◆ DATA PROVIDED ◆
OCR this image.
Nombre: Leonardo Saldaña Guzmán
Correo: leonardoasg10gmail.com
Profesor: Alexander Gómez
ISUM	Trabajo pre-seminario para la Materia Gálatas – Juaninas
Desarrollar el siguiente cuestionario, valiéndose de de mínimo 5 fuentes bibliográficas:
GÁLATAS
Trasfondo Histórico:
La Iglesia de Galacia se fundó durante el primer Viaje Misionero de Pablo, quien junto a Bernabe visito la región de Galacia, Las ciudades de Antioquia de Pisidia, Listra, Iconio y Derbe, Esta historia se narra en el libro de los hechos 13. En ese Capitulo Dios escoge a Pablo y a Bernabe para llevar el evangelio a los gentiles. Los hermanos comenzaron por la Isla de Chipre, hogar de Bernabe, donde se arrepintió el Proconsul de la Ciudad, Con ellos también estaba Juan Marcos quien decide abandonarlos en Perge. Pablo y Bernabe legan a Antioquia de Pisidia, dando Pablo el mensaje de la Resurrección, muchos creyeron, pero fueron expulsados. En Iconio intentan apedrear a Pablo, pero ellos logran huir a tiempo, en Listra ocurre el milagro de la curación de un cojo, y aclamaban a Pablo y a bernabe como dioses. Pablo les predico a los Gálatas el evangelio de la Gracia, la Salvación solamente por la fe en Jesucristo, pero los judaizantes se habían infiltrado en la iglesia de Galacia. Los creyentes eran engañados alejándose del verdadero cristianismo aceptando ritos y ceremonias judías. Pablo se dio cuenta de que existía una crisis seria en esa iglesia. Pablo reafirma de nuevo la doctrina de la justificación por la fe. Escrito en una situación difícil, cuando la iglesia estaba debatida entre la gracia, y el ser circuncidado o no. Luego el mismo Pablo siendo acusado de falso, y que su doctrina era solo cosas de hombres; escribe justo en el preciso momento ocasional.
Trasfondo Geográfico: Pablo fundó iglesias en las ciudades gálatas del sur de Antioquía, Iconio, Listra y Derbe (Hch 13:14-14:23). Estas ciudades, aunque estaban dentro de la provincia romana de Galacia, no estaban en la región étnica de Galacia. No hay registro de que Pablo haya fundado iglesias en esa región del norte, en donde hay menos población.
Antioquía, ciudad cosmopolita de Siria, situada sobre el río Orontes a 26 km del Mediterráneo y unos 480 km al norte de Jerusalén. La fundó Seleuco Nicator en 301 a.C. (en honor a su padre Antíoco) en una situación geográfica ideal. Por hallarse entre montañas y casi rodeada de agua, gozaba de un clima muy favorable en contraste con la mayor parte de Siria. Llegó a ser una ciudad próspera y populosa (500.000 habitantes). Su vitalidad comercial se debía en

◆ INSTRUCTIONS TO FOLLOW ◆
Repeat the material from above exactly, word for word.

◆ TASK SOLUTION ◆
OCR this image.
Nombre: Leonardo Saldaña Guzmán
Correo: leonardoasg10gmail.com
Profesor: Alexander Gómez
ISUM	Trabajo pre-seminario para la Materia Gálatas – Juaninas
Desarrollar el siguiente cuestionario, valiéndose de de mínimo 5 fuentes bibliográficas:
GÁLATAS
Trasfondo Histórico:
La Iglesia de Galacia se fundó durante el primer Viaje Misionero de Pablo, quien junto a Bernabe visito la región de Galacia, Las ciudades de Antioquia de Pisidia, Listra, Iconio y Derbe, Esta historia se narra en el libro de los hechos 13. En ese Capitulo Dios escoge a Pablo y a Bernabe para llevar el evangelio a los gentiles. Los hermanos comenzaron por la Isla de Chipre, hogar de Bernabe, donde se arrepintió el Proconsul de la Ciudad, Con ellos también estaba Juan Marcos quien decide abandonarlos en Perge. Pablo y Bernabe legan a Antioquia de Pisidia, dando Pablo el mensaje de la Resurrección, muchos creyeron, pero fueron expulsados. En Iconio intentan apedrear a Pablo, pero ellos logran huir a tiempo, en Listra ocurre el milagro de la curación de un cojo, y aclamaban a Pablo y a bernabe como dioses. Pablo les predico a los Gálatas el evangelio de la Gracia, la Salvación solamente por la fe en Jesucristo, pero los judaizantes se habían infiltrado en la iglesia de Galacia. Los creyentes eran engañados alejándose del verdadero cristianismo aceptando ritos y ceremonias judías. Pablo se dio cuenta de que existía una crisis seria en esa iglesia. Pablo reafirma de nuevo la doctrina de la justificación por la fe. Escrito en una situación difícil, cuando la iglesia estaba debatida entre la gracia, y el ser circuncidado o no. Luego el mismo Pablo siendo acusado de falso, y que su doctrina era solo cosas de hombres; escribe justo en el preciso momento ocasional.
Trasfondo Geográfico: Pablo fundó iglesias en las ciudades gálatas del sur de Antioquía, Iconio, Listra y Derbe (Hch 13:14-14:23). Estas ciudades, aunque estaban dentro de la provincia romana de Galacia, no estaban en la región étnica de Galacia. No hay registro de que Pablo haya fundado iglesias en esa región del norte, en donde hay menos población.
Antioquía, ciudad cosmopolita de Siria, situada sobre el río Orontes a 26 km del Mediterráneo y unos 480 km al norte de Jerusalén. La fundó Seleuco Nicator en 301 a.C. (en honor a su padre Antíoco) en una situación geográfica ideal. Por hallarse entre montañas y casi rodeada de agua, gozaba de un clima muy favorable en contraste con la mayor parte de Siria. Llegó a ser una ciudad próspera y populosa (500.000 habitantes). Su vitalidad comercial se debía en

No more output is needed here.